**Goal:**
Copy every line from the data below in which the string "VLITE" can be found.

**Supplied records:**
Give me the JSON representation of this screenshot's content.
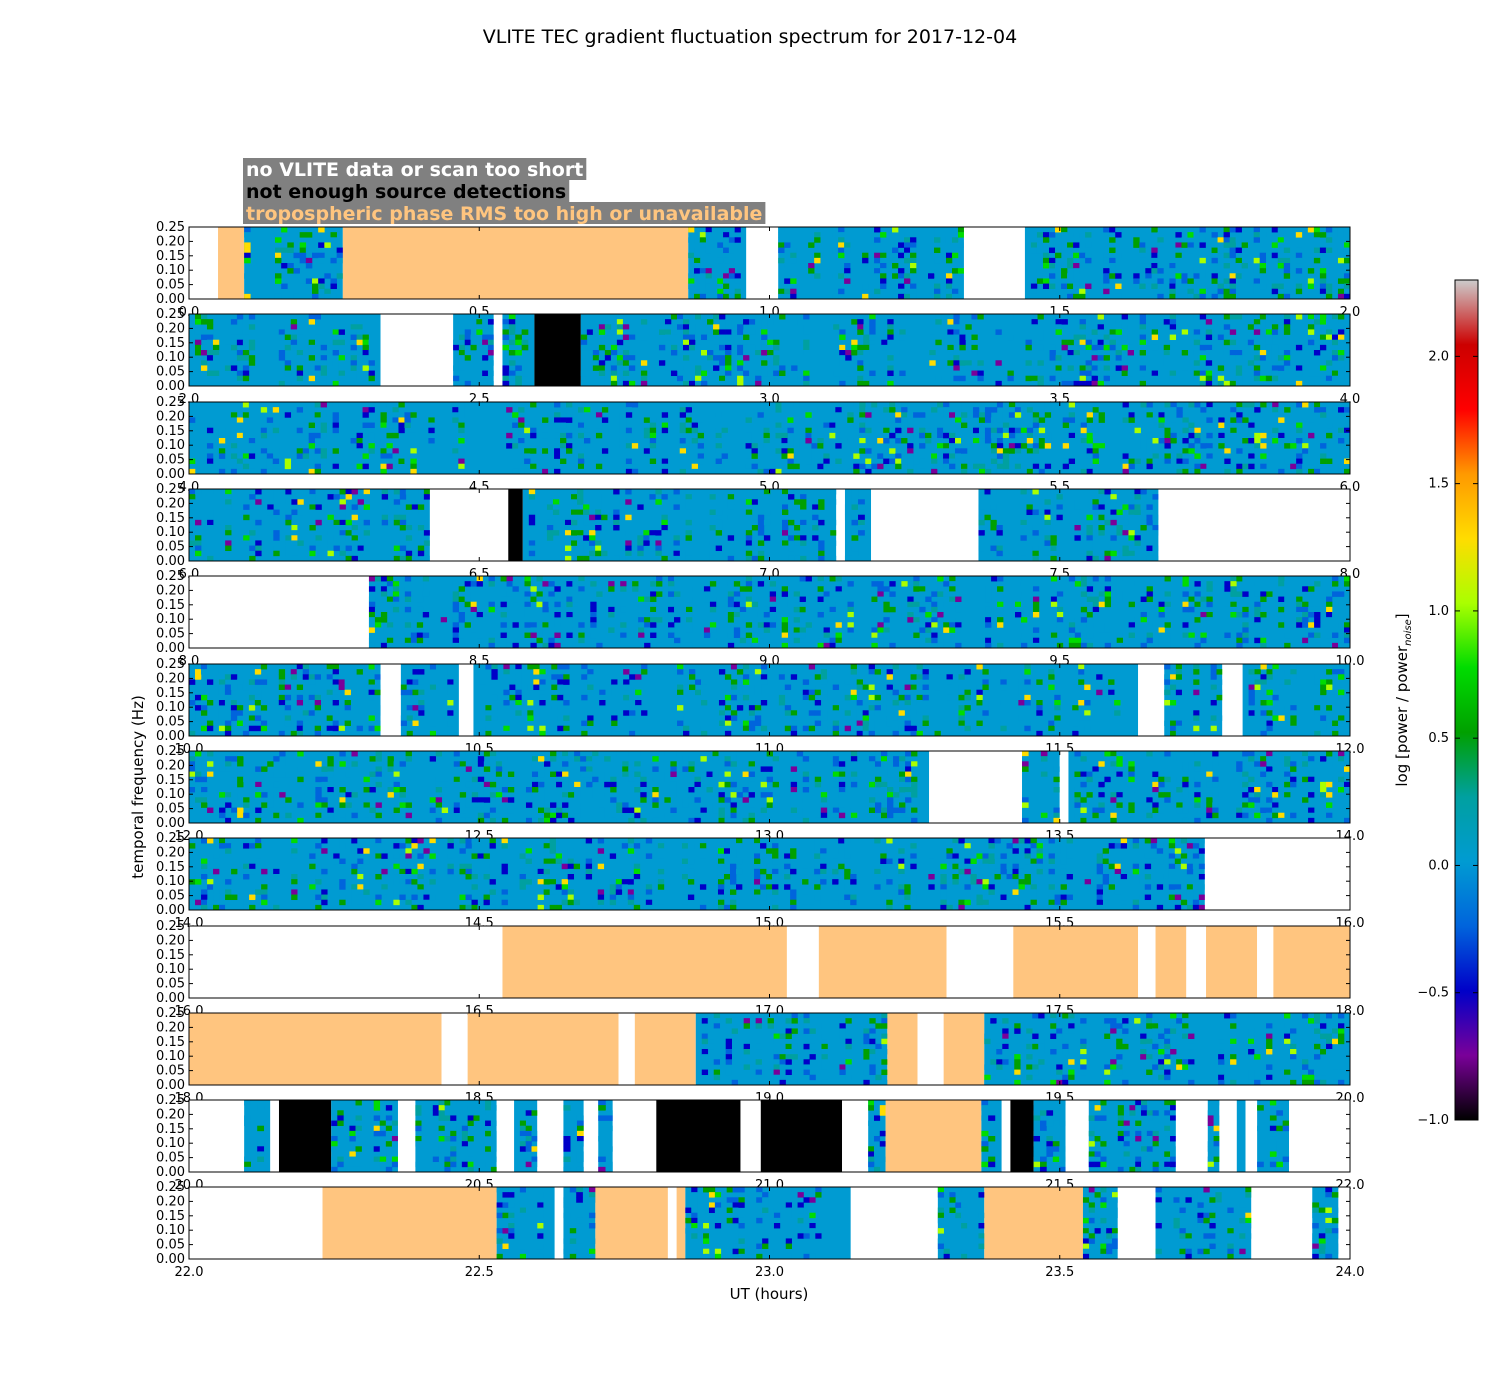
{
  "chart_data": {
    "type": "heatmap",
    "title": "VLITE TEC gradient fluctuation spectrum for 2017-12-04",
    "xlabel": "UT (hours)",
    "ylabel": "temporal frequency (Hz)",
    "ylim": [
      0,
      0.25
    ],
    "yticks": [
      "0.00",
      "0.05",
      "0.10",
      "0.15",
      "0.20",
      "0.25"
    ],
    "colorbar": {
      "label": "log [power / power",
      "label_sub": "noise",
      "label_end": "]",
      "range": [
        -1.0,
        2.3
      ],
      "ticks": [
        "−1.0",
        "−0.5",
        "0.0",
        "0.5",
        "1.0",
        "1.5",
        "2.0"
      ],
      "tick_values": [
        -1.0,
        -0.5,
        0.0,
        0.5,
        1.0,
        1.5,
        2.0
      ],
      "colormap": [
        "#000000",
        "#7a0099",
        "#0000c8",
        "#0064dc",
        "#009bd2",
        "#00a0a0",
        "#00a000",
        "#00dc00",
        "#aaff00",
        "#ffdc00",
        "#ff9900",
        "#ff0000",
        "#cc0000",
        "#cccccc"
      ]
    },
    "legend": [
      {
        "label": "no VLITE data or scan too short",
        "color": "#ffffff"
      },
      {
        "label": "not enough source detections",
        "color": "#000000"
      },
      {
        "label": "tropospheric phase RMS too high or unavailable",
        "color": "#ffc57f"
      }
    ],
    "legend_box_color": "#808080",
    "category_colors": {
      "nodata": "#ffffff",
      "nodet": "#000000",
      "tropo": "#ffc57f",
      "spectrum_base": "#009bd2"
    },
    "rows": [
      {
        "xlim": [
          0,
          2
        ],
        "xticks": [
          "0.0",
          "0.5",
          "1.0",
          "1.5",
          "2.0"
        ],
        "segments": [
          [
            0.0,
            0.05,
            "nodata"
          ],
          [
            0.05,
            0.095,
            "tropo"
          ],
          [
            0.095,
            0.265,
            "spectrum"
          ],
          [
            0.265,
            0.86,
            "tropo"
          ],
          [
            0.86,
            0.96,
            "spectrum"
          ],
          [
            0.96,
            1.015,
            "nodata"
          ],
          [
            1.015,
            1.335,
            "spectrum"
          ],
          [
            1.335,
            1.44,
            "nodata"
          ],
          [
            1.44,
            2.0,
            "spectrum"
          ]
        ]
      },
      {
        "xlim": [
          2,
          4
        ],
        "xticks": [
          "2.0",
          "2.5",
          "3.0",
          "3.5",
          "4.0"
        ],
        "segments": [
          [
            2.0,
            2.33,
            "spectrum"
          ],
          [
            2.33,
            2.455,
            "nodata"
          ],
          [
            2.455,
            2.525,
            "spectrum"
          ],
          [
            2.525,
            2.54,
            "nodata"
          ],
          [
            2.54,
            2.595,
            "spectrum"
          ],
          [
            2.595,
            2.675,
            "nodet"
          ],
          [
            2.675,
            4.0,
            "spectrum"
          ]
        ]
      },
      {
        "xlim": [
          4,
          6
        ],
        "xticks": [
          "4.0",
          "4.5",
          "5.0",
          "5.5",
          "6.0"
        ],
        "segments": [
          [
            4.0,
            6.0,
            "spectrum"
          ]
        ]
      },
      {
        "xlim": [
          6,
          8
        ],
        "xticks": [
          "6.0",
          "6.5",
          "7.0",
          "7.5",
          "8.0"
        ],
        "segments": [
          [
            6.0,
            6.415,
            "spectrum"
          ],
          [
            6.415,
            6.55,
            "nodata"
          ],
          [
            6.55,
            6.575,
            "nodet"
          ],
          [
            6.575,
            7.115,
            "spectrum"
          ],
          [
            7.115,
            7.13,
            "nodata"
          ],
          [
            7.13,
            7.175,
            "spectrum"
          ],
          [
            7.175,
            7.36,
            "nodata"
          ],
          [
            7.36,
            7.67,
            "spectrum"
          ],
          [
            7.67,
            8.0,
            "nodata"
          ]
        ]
      },
      {
        "xlim": [
          8,
          10
        ],
        "xticks": [
          "8.0",
          "8.5",
          "9.0",
          "9.5",
          "10.0"
        ],
        "segments": [
          [
            8.0,
            8.31,
            "nodata"
          ],
          [
            8.31,
            10.0,
            "spectrum"
          ]
        ]
      },
      {
        "xlim": [
          10,
          12
        ],
        "xticks": [
          "10.0",
          "10.5",
          "11.0",
          "11.5",
          "12.0"
        ],
        "segments": [
          [
            10.0,
            10.33,
            "spectrum"
          ],
          [
            10.33,
            10.365,
            "nodata"
          ],
          [
            10.365,
            10.465,
            "spectrum"
          ],
          [
            10.465,
            10.49,
            "nodata"
          ],
          [
            10.49,
            11.635,
            "spectrum"
          ],
          [
            11.635,
            11.68,
            "nodata"
          ],
          [
            11.68,
            11.78,
            "spectrum"
          ],
          [
            11.78,
            11.815,
            "nodata"
          ],
          [
            11.815,
            12.0,
            "spectrum"
          ]
        ]
      },
      {
        "xlim": [
          12,
          14
        ],
        "xticks": [
          "12.0",
          "12.5",
          "13.0",
          "13.5",
          "14.0"
        ],
        "segments": [
          [
            12.0,
            13.275,
            "spectrum"
          ],
          [
            13.275,
            13.435,
            "nodata"
          ],
          [
            13.435,
            13.5,
            "spectrum"
          ],
          [
            13.5,
            13.515,
            "nodata"
          ],
          [
            13.515,
            14.0,
            "spectrum"
          ]
        ]
      },
      {
        "xlim": [
          14,
          16
        ],
        "xticks": [
          "14.0",
          "14.5",
          "15.0",
          "15.5",
          "16.0"
        ],
        "segments": [
          [
            14.0,
            15.75,
            "spectrum"
          ],
          [
            15.75,
            16.0,
            "nodata"
          ]
        ]
      },
      {
        "xlim": [
          16,
          18
        ],
        "xticks": [
          "16.0",
          "16.5",
          "17.0",
          "17.5",
          "18.0"
        ],
        "segments": [
          [
            16.0,
            16.54,
            "nodata"
          ],
          [
            16.54,
            17.03,
            "tropo"
          ],
          [
            17.03,
            17.085,
            "nodata"
          ],
          [
            17.085,
            17.305,
            "tropo"
          ],
          [
            17.305,
            17.42,
            "nodata"
          ],
          [
            17.42,
            17.635,
            "tropo"
          ],
          [
            17.635,
            17.665,
            "nodata"
          ],
          [
            17.665,
            17.718,
            "tropo"
          ],
          [
            17.718,
            17.752,
            "nodata"
          ],
          [
            17.752,
            17.84,
            "tropo"
          ],
          [
            17.84,
            17.868,
            "nodata"
          ],
          [
            17.868,
            18.0,
            "tropo"
          ]
        ]
      },
      {
        "xlim": [
          18,
          20
        ],
        "xticks": [
          "18.0",
          "18.5",
          "19.0",
          "19.5",
          "20.0"
        ],
        "segments": [
          [
            18.0,
            18.435,
            "tropo"
          ],
          [
            18.435,
            18.48,
            "nodata"
          ],
          [
            18.48,
            18.74,
            "tropo"
          ],
          [
            18.74,
            18.768,
            "nodata"
          ],
          [
            18.768,
            18.873,
            "tropo"
          ],
          [
            18.873,
            19.203,
            "spectrum"
          ],
          [
            19.203,
            19.255,
            "tropo"
          ],
          [
            19.255,
            19.3,
            "nodata"
          ],
          [
            19.3,
            19.37,
            "tropo"
          ],
          [
            19.37,
            20.0,
            "spectrum"
          ]
        ]
      },
      {
        "xlim": [
          20,
          22
        ],
        "xticks": [
          "20.0",
          "20.5",
          "21.0",
          "21.5",
          "22.0"
        ],
        "segments": [
          [
            20.0,
            20.095,
            "nodata"
          ],
          [
            20.095,
            20.14,
            "spectrum"
          ],
          [
            20.14,
            20.155,
            "nodata"
          ],
          [
            20.155,
            20.245,
            "nodet"
          ],
          [
            20.245,
            20.36,
            "spectrum"
          ],
          [
            20.36,
            20.39,
            "nodata"
          ],
          [
            20.39,
            20.53,
            "spectrum"
          ],
          [
            20.53,
            20.56,
            "nodata"
          ],
          [
            20.56,
            20.6,
            "spectrum"
          ],
          [
            20.6,
            20.645,
            "nodata"
          ],
          [
            20.645,
            20.68,
            "spectrum"
          ],
          [
            20.68,
            20.705,
            "nodata"
          ],
          [
            20.705,
            20.73,
            "spectrum"
          ],
          [
            20.73,
            20.805,
            "nodata"
          ],
          [
            20.805,
            20.95,
            "nodet"
          ],
          [
            20.95,
            20.985,
            "nodata"
          ],
          [
            20.985,
            21.125,
            "nodet"
          ],
          [
            21.125,
            21.17,
            "nodata"
          ],
          [
            21.17,
            21.2,
            "spectrum"
          ],
          [
            21.2,
            21.365,
            "tropo"
          ],
          [
            21.365,
            21.4,
            "spectrum"
          ],
          [
            21.4,
            21.415,
            "nodata"
          ],
          [
            21.415,
            21.455,
            "nodet"
          ],
          [
            21.455,
            21.51,
            "spectrum"
          ],
          [
            21.51,
            21.55,
            "nodata"
          ],
          [
            21.55,
            21.7,
            "spectrum"
          ],
          [
            21.7,
            21.755,
            "nodata"
          ],
          [
            21.755,
            21.775,
            "spectrum"
          ],
          [
            21.775,
            21.805,
            "nodata"
          ],
          [
            21.805,
            21.82,
            "spectrum"
          ],
          [
            21.82,
            21.84,
            "nodata"
          ],
          [
            21.84,
            21.895,
            "spectrum"
          ],
          [
            21.895,
            22.0,
            "nodata"
          ]
        ]
      },
      {
        "xlim": [
          22,
          24
        ],
        "xticks": [
          "22.0",
          "22.5",
          "23.0",
          "23.5",
          "24.0"
        ],
        "segments": [
          [
            22.0,
            22.23,
            "nodata"
          ],
          [
            22.23,
            22.53,
            "tropo"
          ],
          [
            22.53,
            22.63,
            "spectrum"
          ],
          [
            22.63,
            22.645,
            "nodata"
          ],
          [
            22.645,
            22.7,
            "spectrum"
          ],
          [
            22.7,
            22.825,
            "tropo"
          ],
          [
            22.825,
            22.84,
            "nodata"
          ],
          [
            22.84,
            22.855,
            "tropo"
          ],
          [
            22.855,
            23.14,
            "spectrum"
          ],
          [
            23.14,
            23.29,
            "nodata"
          ],
          [
            23.29,
            23.37,
            "spectrum"
          ],
          [
            23.37,
            23.54,
            "tropo"
          ],
          [
            23.54,
            23.6,
            "spectrum"
          ],
          [
            23.6,
            23.665,
            "nodata"
          ],
          [
            23.665,
            23.83,
            "spectrum"
          ],
          [
            23.83,
            23.935,
            "nodata"
          ],
          [
            23.935,
            23.98,
            "spectrum"
          ],
          [
            23.98,
            24.0,
            "nodata"
          ]
        ]
      }
    ]
  }
}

**Task solution:**
    "title": "VLITE TEC gradient fluctuation spectrum for 2017-12-04",
        "label": "no VLITE data or scan too short",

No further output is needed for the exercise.